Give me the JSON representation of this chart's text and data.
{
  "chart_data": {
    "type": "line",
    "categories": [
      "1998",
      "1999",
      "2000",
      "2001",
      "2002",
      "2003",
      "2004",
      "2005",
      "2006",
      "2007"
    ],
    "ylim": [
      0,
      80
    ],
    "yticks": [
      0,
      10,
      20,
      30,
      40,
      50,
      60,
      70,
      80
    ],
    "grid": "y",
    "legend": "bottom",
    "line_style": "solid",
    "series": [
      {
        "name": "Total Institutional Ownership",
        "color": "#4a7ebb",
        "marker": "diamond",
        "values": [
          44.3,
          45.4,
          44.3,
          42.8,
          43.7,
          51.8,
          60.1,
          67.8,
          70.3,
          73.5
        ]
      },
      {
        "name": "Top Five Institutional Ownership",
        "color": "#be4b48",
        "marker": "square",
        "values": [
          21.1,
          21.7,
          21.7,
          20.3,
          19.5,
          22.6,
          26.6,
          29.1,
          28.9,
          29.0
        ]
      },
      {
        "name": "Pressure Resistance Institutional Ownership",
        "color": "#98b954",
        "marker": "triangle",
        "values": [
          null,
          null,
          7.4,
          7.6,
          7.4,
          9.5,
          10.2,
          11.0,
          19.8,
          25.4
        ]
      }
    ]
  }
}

**Aim of the exercise**. Within the records, how many lines include "Institutional"? The answer is the number and nothing else.

**Reply to the exercise**. 3